→ WHAT NEEDS TO BE DONE
Every entry needs to be reproduced exactly.

================

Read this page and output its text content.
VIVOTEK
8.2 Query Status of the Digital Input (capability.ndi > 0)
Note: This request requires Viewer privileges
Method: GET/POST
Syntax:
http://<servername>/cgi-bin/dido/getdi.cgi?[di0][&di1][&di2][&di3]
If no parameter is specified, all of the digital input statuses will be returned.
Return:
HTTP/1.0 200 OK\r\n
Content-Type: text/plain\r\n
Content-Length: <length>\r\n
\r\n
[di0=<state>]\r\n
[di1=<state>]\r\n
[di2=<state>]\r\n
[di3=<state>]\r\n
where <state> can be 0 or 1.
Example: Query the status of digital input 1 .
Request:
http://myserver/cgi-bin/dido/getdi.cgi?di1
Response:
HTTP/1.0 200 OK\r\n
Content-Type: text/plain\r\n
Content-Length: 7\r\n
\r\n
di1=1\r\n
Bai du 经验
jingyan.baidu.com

================

→ RESULT BELOW
Read this page and output its text content.
VIVOTEK
8.2 Query Status of the Digital Input (capability.ndi > 0)
Note: This request requires Viewer privileges
Method: GET/POST
Syntax:
http://<servername>/cgi-bin/dido/getdi.cgi?[di0][&di1][&di2][&di3]
If no parameter is specified, all of the digital input statuses will be returned.
Return:
HTTP/1.0 200 OK\r\n
Content-Type: text/plain\r\n
Content-Length: <length>\r\n
\r\n
[di0=<state>]\r\n
[di1=<state>]\r\n
[di2=<state>]\r\n
[di3=<state>]\r\n
where <state> can be 0 or 1.
Example: Query the status of digital input 1 .
Request:
http://myserver/cgi-bin/dido/getdi.cgi?di1
Response:
HTTP/1.0 200 OK\r\n
Content-Type: text/plain\r\n
Content-Length: 7\r\n
\r\n
di1=1\r\n
Bai du 经验
jingyan.baidu.com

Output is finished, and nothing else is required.